Pull each line holding the word "text" from the data.

** start Raw data **

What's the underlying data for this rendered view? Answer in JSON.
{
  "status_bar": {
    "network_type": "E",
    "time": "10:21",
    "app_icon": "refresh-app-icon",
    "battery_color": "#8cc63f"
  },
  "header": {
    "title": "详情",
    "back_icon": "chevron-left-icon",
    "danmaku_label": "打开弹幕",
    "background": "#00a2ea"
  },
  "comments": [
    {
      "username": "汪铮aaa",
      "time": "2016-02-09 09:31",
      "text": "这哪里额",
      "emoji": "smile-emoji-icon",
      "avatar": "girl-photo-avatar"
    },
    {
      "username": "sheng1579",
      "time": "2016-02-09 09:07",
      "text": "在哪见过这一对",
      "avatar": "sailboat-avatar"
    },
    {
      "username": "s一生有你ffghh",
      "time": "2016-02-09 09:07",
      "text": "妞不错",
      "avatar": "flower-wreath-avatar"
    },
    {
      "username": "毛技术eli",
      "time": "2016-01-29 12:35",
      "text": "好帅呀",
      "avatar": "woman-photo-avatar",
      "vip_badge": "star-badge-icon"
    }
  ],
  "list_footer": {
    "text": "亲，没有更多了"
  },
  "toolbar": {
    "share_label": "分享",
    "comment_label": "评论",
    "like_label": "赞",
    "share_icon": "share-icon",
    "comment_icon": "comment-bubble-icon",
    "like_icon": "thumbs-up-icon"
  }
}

** end Raw data **
** start Raw data **

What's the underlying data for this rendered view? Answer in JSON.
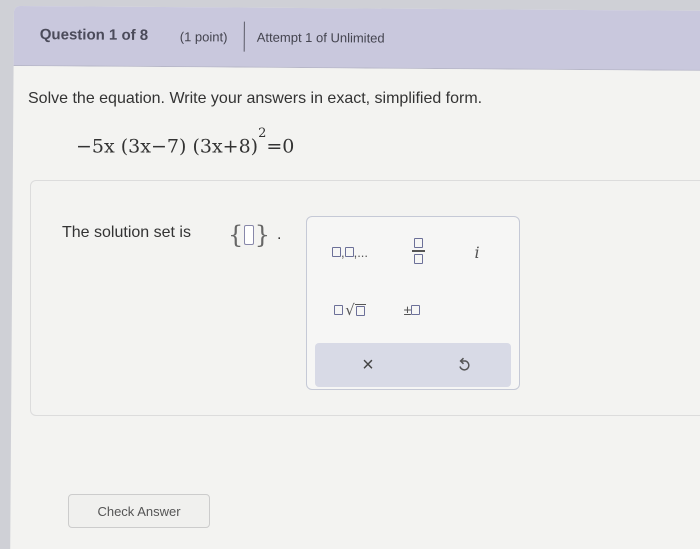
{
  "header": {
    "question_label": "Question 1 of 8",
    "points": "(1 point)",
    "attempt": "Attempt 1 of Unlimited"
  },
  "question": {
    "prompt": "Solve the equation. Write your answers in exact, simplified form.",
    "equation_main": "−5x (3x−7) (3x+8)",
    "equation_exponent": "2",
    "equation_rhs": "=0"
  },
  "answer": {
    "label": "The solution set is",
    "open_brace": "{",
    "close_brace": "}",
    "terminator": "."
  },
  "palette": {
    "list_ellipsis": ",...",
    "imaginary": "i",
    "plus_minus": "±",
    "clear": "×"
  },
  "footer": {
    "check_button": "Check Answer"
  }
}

** end Raw data **

> Response to the exercise
      "text": "这哪里额",
      "text": "在哪见过这一对",
      "text": "妞不错",
      "text": "好帅呀",
    "text": "亲，没有更多了"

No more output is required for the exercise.